### Problem to solve
Repeat the full listing, word for word.

[Data records]
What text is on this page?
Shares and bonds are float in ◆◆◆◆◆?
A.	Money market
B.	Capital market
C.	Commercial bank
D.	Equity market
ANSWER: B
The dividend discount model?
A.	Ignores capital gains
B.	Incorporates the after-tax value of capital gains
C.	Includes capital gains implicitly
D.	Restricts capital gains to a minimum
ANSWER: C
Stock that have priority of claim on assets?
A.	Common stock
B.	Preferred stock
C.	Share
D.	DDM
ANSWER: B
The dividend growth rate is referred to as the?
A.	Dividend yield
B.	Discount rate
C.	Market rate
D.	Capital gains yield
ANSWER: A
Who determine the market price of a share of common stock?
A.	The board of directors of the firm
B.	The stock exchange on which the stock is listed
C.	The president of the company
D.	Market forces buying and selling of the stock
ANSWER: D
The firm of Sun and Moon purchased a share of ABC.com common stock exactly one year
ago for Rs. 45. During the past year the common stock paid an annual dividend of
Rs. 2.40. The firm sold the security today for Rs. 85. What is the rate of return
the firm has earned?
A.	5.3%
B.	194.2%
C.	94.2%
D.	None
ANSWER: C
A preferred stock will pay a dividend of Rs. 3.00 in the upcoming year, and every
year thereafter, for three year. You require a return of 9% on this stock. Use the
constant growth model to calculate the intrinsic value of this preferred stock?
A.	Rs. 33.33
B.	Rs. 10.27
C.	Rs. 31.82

### Completed exercise
What text is on this page?
Shares and bonds are float in ◆◆◆◆◆?
A.	Money market
B.	Capital market
C.	Commercial bank
D.	Equity market
ANSWER: B
The dividend discount model?
A.	Ignores capital gains
B.	Incorporates the after-tax value of capital gains
C.	Includes capital gains implicitly
D.	Restricts capital gains to a minimum
ANSWER: C
Stock that have priority of claim on assets?
A.	Common stock
B.	Preferred stock
C.	Share
D.	DDM
ANSWER: B
The dividend growth rate is referred to as the?
A.	Dividend yield
B.	Discount rate
C.	Market rate
D.	Capital gains yield
ANSWER: A
Who determine the market price of a share of common stock?
A.	The board of directors of the firm
B.	The stock exchange on which the stock is listed
C.	The president of the company
D.	Market forces buying and selling of the stock
ANSWER: D
The firm of Sun and Moon purchased a share of ABC.com common stock exactly one year
ago for Rs. 45. During the past year the common stock paid an annual dividend of
Rs. 2.40. The firm sold the security today for Rs. 85. What is the rate of return
the firm has earned?
A.	5.3%
B.	194.2%
C.	94.2%
D.	None
ANSWER: C
A preferred stock will pay a dividend of Rs. 3.00 in the upcoming year, and every
year thereafter, for three year. You require a return of 9% on this stock. Use the
constant growth model to calculate the intrinsic value of this preferred stock?
A.	Rs. 33.33
B.	Rs. 10.27
C.	Rs. 31.82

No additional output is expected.